* [Stored data entries]
————————

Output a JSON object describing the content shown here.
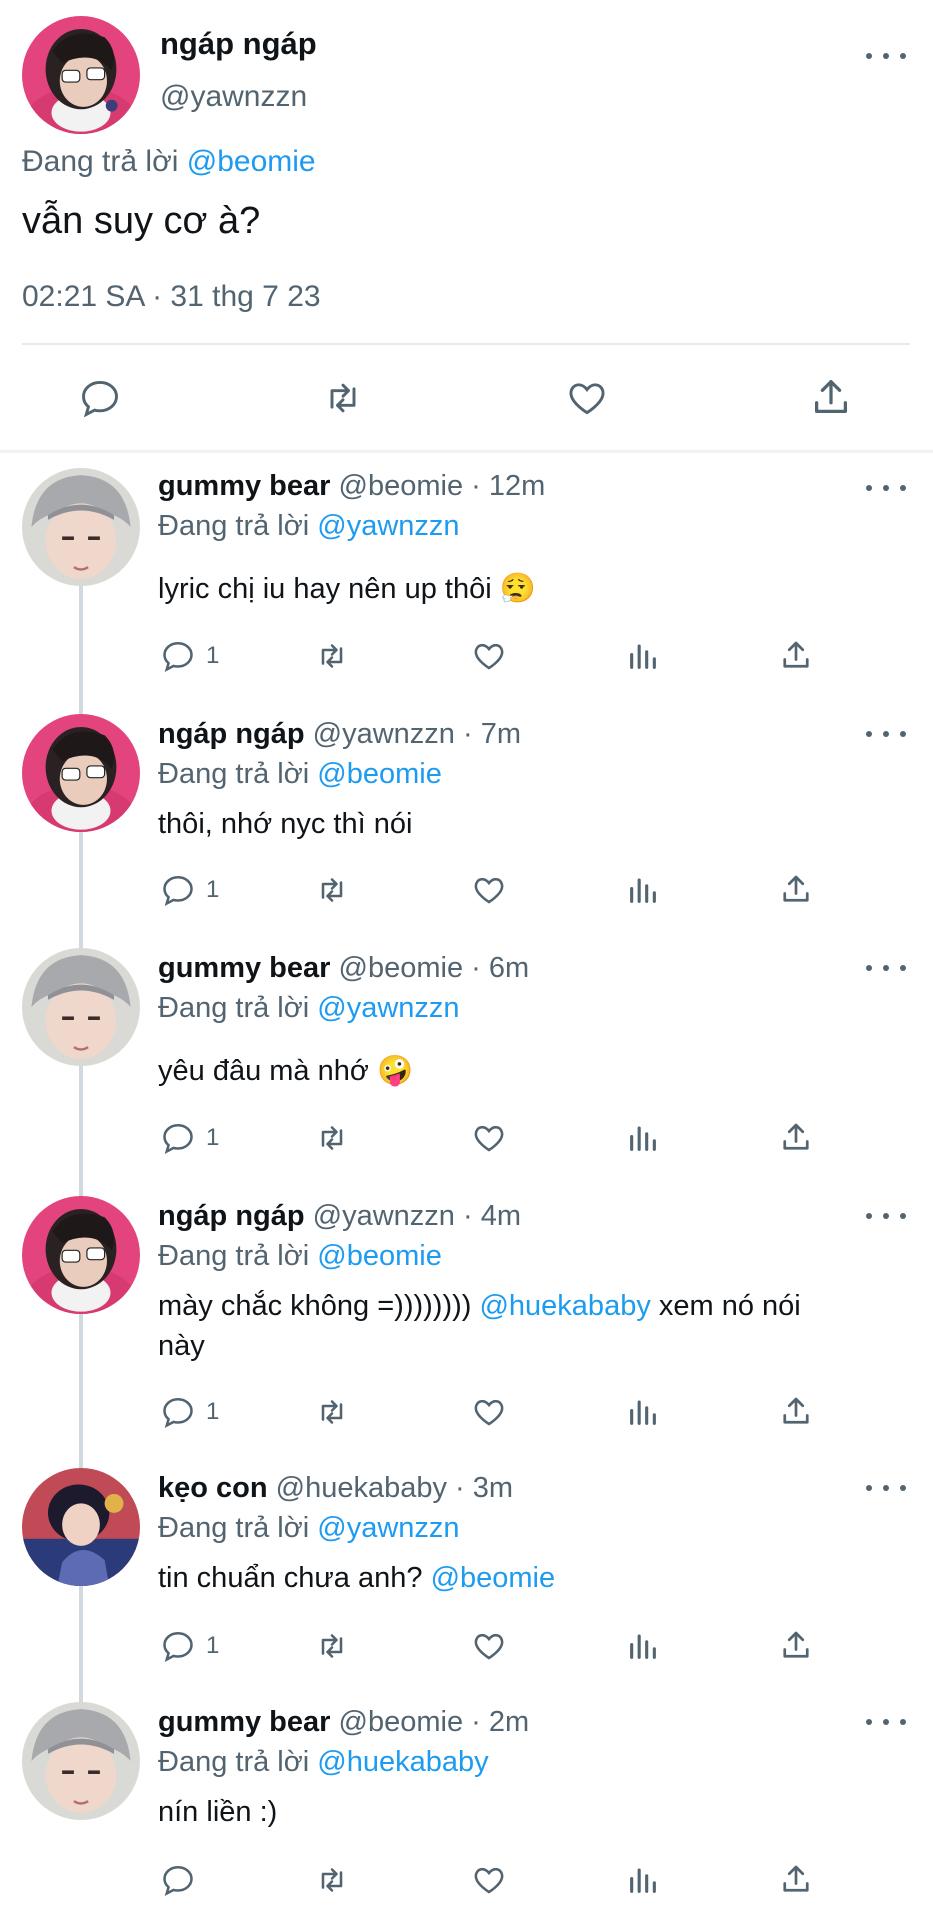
{
  "main_tweet": {
    "display_name": "ngáp ngáp",
    "handle": "@yawnzzn",
    "replying_prefix": "Đang trả lời",
    "replying_to": "@beomie",
    "text": "vẫn suy cơ à?",
    "timestamp": "02:21 SA · 31 thg 7 23"
  },
  "replies": [
    {
      "display_name": "gummy bear",
      "meta": "@beomie · 12m",
      "replying_prefix": "Đang trả lời",
      "replying_to": "@yawnzzn",
      "text": "lyric chị iu hay nên up thôi",
      "emoji": "😮‍💨",
      "reply_count": "1"
    },
    {
      "display_name": "ngáp ngáp",
      "meta": "@yawnzzn · 7m",
      "replying_prefix": "Đang trả lời",
      "replying_to": "@beomie",
      "text": "thôi, nhớ nyc thì nói",
      "reply_count": "1"
    },
    {
      "display_name": "gummy bear",
      "meta": "@beomie · 6m",
      "replying_prefix": "Đang trả lời",
      "replying_to": "@yawnzzn",
      "text": "yêu đâu mà nhớ",
      "emoji": "🤪",
      "reply_count": "1"
    },
    {
      "display_name": "ngáp ngáp",
      "meta": "@yawnzzn · 4m",
      "replying_prefix": "Đang trả lời",
      "replying_to": "@beomie",
      "text_a": "mày chắc không =))))))))",
      "mention": "@huekababy",
      "text_b": "xem nó nói",
      "text_line2": "này",
      "reply_count": "1"
    },
    {
      "display_name": "kẹo con",
      "meta": "@huekababy · 3m",
      "replying_prefix": "Đang trả lời",
      "replying_to": "@yawnzzn",
      "text": "tin chuẩn chưa anh?",
      "mention": "@beomie",
      "reply_count": "1"
    },
    {
      "display_name": "gummy bear",
      "meta": "@beomie · 2m",
      "replying_prefix": "Đang trả lời",
      "replying_to": "@huekababy",
      "text": "nín liền :)",
      "reply_count": ""
    }
  ],
  "icons": {
    "more": "more-horizontal-icon",
    "reply": "reply-bubble-icon",
    "retweet": "retweet-icon",
    "like": "heart-icon",
    "views": "bar-chart-icon",
    "share": "share-upload-icon"
  },
  "colors": {
    "link": "#1d9bf0",
    "secondary": "#536471",
    "text": "#0f1419",
    "divider": "#cfd9de"
  }
}
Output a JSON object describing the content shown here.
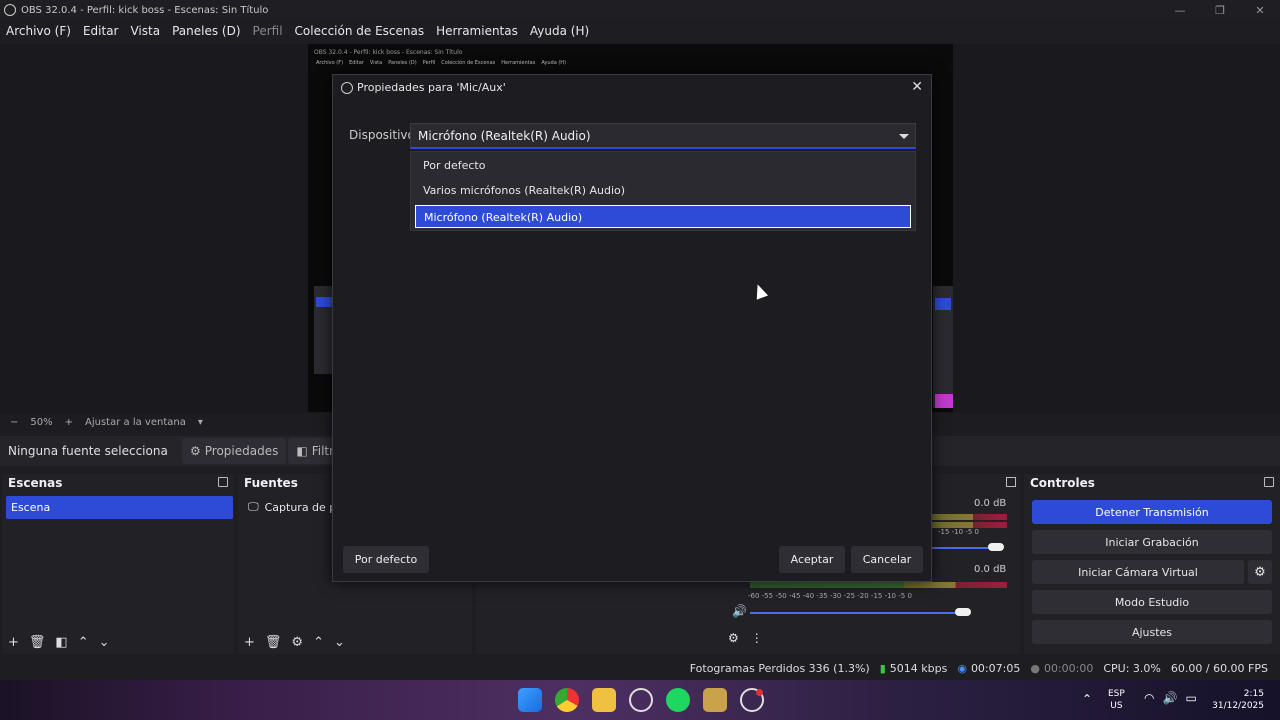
{
  "window": {
    "title": "OBS 32.0.4 - Perfil: kick boss - Escenas: Sin Título",
    "minimize_icon": "—",
    "maximize_icon": "❐",
    "close_icon": "✕"
  },
  "menu": [
    "Archivo (F)",
    "Editar",
    "Vista",
    "Paneles (D)",
    "Perfil",
    "Colección de Escenas",
    "Herramientas",
    "Ayuda (H)"
  ],
  "preview": {
    "inner_title": "OBS 32.0.4 - Perfil: kick boss - Escenas: Sin Título",
    "inner_menu": [
      "Archivo (F)",
      "Editar",
      "Vista",
      "Paneles (D)",
      "Perfil",
      "Colección de Escenas",
      "Herramientas",
      "Ayuda (H)"
    ],
    "zoom_minus": "−",
    "zoom": "50%",
    "zoom_plus": "+",
    "fit_label": "Ajustar a la ventana"
  },
  "source_bar": {
    "no_source": "Ninguna fuente selecciona",
    "properties": "Propiedades",
    "filters": "Filtr"
  },
  "docks": {
    "scenes": {
      "title": "Escenas",
      "items": [
        "Escena"
      ]
    },
    "sources": {
      "title": "Fuentes",
      "items": [
        "Captura de p"
      ]
    },
    "mixer": {
      "channels": [
        {
          "db": "0.0 dB",
          "ticks": "-15  -10   -5    0"
        },
        {
          "db": "0.0 dB",
          "ticks": "-60  -55  -50  -45  -40  -35  -30  -25  -20  -15  -10   -5    0"
        }
      ],
      "levels": [
        0.82,
        0.82
      ]
    },
    "controls": {
      "title": "Controles",
      "buttons": [
        "Detener Transmisión",
        "Iniciar Grabación",
        "Iniciar Cámara Virtual",
        "Modo Estudio",
        "Ajustes"
      ]
    }
  },
  "status": {
    "dropped": "Fotogramas Perdidos 336 (1.3%)",
    "bitrate": "5014 kbps",
    "stream_time": "00:07:05",
    "rec_time": "00:00:00",
    "cpu": "CPU: 3.0%",
    "fps": "60.00 / 60.00 FPS"
  },
  "taskbar": {
    "lang": "ESP",
    "region": "US",
    "time": "2:15",
    "date": "31/12/2025"
  },
  "dialog": {
    "title": "Propiedades para 'Mic/Aux'",
    "device_label": "Dispositivo",
    "device_value": "Micrófono (Realtek(R) Audio)",
    "options": [
      "Por defecto",
      "Varios micrófonos (Realtek(R) Audio)",
      "Micrófono (Realtek(R) Audio)"
    ],
    "selected_index": 2,
    "defaults_btn": "Por defecto",
    "ok_btn": "Aceptar",
    "cancel_btn": "Cancelar"
  },
  "colors": {
    "accent": "#2e4bd8",
    "bg": "#1e1e22"
  }
}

————————

* [TASK] Every line of text is to be repeated exactly; pictures are left out.

* [CORRECT ANSWER]
Output a JSON object describing the content shown here.
{
  "main_tweet": {
    "display_name": "ngáp ngáp",
    "handle": "@yawnzzn",
    "replying_prefix": "Đang trả lời",
    "replying_to": "@beomie",
    "text": "vẫn suy cơ à?",
    "timestamp": "02:21 SA · 31 thg 7 23"
  },
  "replies": [
    {
      "display_name": "gummy bear",
      "meta": "@beomie · 12m",
      "replying_prefix": "Đang trả lời",
      "replying_to": "@yawnzzn",
      "text": "lyric chị iu hay nên up thôi",
      "emoji": "😮‍💨",
      "reply_count": "1"
    },
    {
      "display_name": "ngáp ngáp",
      "meta": "@yawnzzn · 7m",
      "replying_prefix": "Đang trả lời",
      "replying_to": "@beomie",
      "text": "thôi, nhớ nyc thì nói",
      "reply_count": "1"
    },
    {
      "display_name": "gummy bear",
      "meta": "@beomie · 6m",
      "replying_prefix": "Đang trả lời",
      "replying_to": "@yawnzzn",
      "text": "yêu đâu mà nhớ",
      "emoji": "🤪",
      "reply_count": "1"
    },
    {
      "display_name": "ngáp ngáp",
      "meta": "@yawnzzn · 4m",
      "replying_prefix": "Đang trả lời",
      "replying_to": "@beomie",
      "text_a": "mày chắc không =))))))))",
      "mention": "@huekababy",
      "text_b": "xem nó nói",
      "text_line2": "này",
      "reply_count": "1"
    },
    {
      "display_name": "kẹo con",
      "meta": "@huekababy · 3m",
      "replying_prefix": "Đang trả lời",
      "replying_to": "@yawnzzn",
      "text": "tin chuẩn chưa anh?",
      "mention": "@beomie",
      "reply_count": "1"
    },
    {
      "display_name": "gummy bear",
      "meta": "@beomie · 2m",
      "replying_prefix": "Đang trả lời",
      "replying_to": "@huekababy",
      "text": "nín liền :)",
      "reply_count": ""
    }
  ],
  "icons": {
    "more": "more-horizontal-icon",
    "reply": "reply-bubble-icon",
    "retweet": "retweet-icon",
    "like": "heart-icon",
    "views": "bar-chart-icon",
    "share": "share-upload-icon"
  },
  "colors": {
    "link": "#1d9bf0",
    "secondary": "#536471",
    "text": "#0f1419",
    "divider": "#cfd9de"
  }
}
Output a JSON object describing the content shown here.
{
  "window": {
    "title": "OBS 32.0.4 - Perfil: kick boss - Escenas: Sin Título",
    "minimize_icon": "—",
    "maximize_icon": "❐",
    "close_icon": "✕"
  },
  "menu": [
    "Archivo (F)",
    "Editar",
    "Vista",
    "Paneles (D)",
    "Perfil",
    "Colección de Escenas",
    "Herramientas",
    "Ayuda (H)"
  ],
  "preview": {
    "inner_title": "OBS 32.0.4 - Perfil: kick boss - Escenas: Sin Título",
    "inner_menu": [
      "Archivo (F)",
      "Editar",
      "Vista",
      "Paneles (D)",
      "Perfil",
      "Colección de Escenas",
      "Herramientas",
      "Ayuda (H)"
    ],
    "zoom_minus": "−",
    "zoom": "50%",
    "zoom_plus": "+",
    "fit_label": "Ajustar a la ventana"
  },
  "source_bar": {
    "no_source": "Ninguna fuente selecciona",
    "properties": "Propiedades",
    "filters": "Filtr"
  },
  "docks": {
    "scenes": {
      "title": "Escenas",
      "items": [
        "Escena"
      ]
    },
    "sources": {
      "title": "Fuentes",
      "items": [
        "Captura de p"
      ]
    },
    "mixer": {
      "channels": [
        {
          "db": "0.0 dB",
          "ticks": "-15  -10   -5    0"
        },
        {
          "db": "0.0 dB",
          "ticks": "-60  -55  -50  -45  -40  -35  -30  -25  -20  -15  -10   -5    0"
        }
      ],
      "levels": [
        0.82,
        0.82
      ]
    },
    "controls": {
      "title": "Controles",
      "buttons": [
        "Detener Transmisión",
        "Iniciar Grabación",
        "Iniciar Cámara Virtual",
        "Modo Estudio",
        "Ajustes"
      ]
    }
  },
  "status": {
    "dropped": "Fotogramas Perdidos 336 (1.3%)",
    "bitrate": "5014 kbps",
    "stream_time": "00:07:05",
    "rec_time": "00:00:00",
    "cpu": "CPU: 3.0%",
    "fps": "60.00 / 60.00 FPS"
  },
  "taskbar": {
    "lang": "ESP",
    "region": "US",
    "time": "2:15",
    "date": "31/12/2025"
  },
  "dialog": {
    "title": "Propiedades para 'Mic/Aux'",
    "device_label": "Dispositivo",
    "device_value": "Micrófono (Realtek(R) Audio)",
    "options": [
      "Por defecto",
      "Varios micrófonos (Realtek(R) Audio)",
      "Micrófono (Realtek(R) Audio)"
    ],
    "selected_index": 2,
    "defaults_btn": "Por defecto",
    "ok_btn": "Aceptar",
    "cancel_btn": "Cancelar"
  },
  "colors": {
    "accent": "#2e4bd8",
    "bg": "#1e1e22"
  }
}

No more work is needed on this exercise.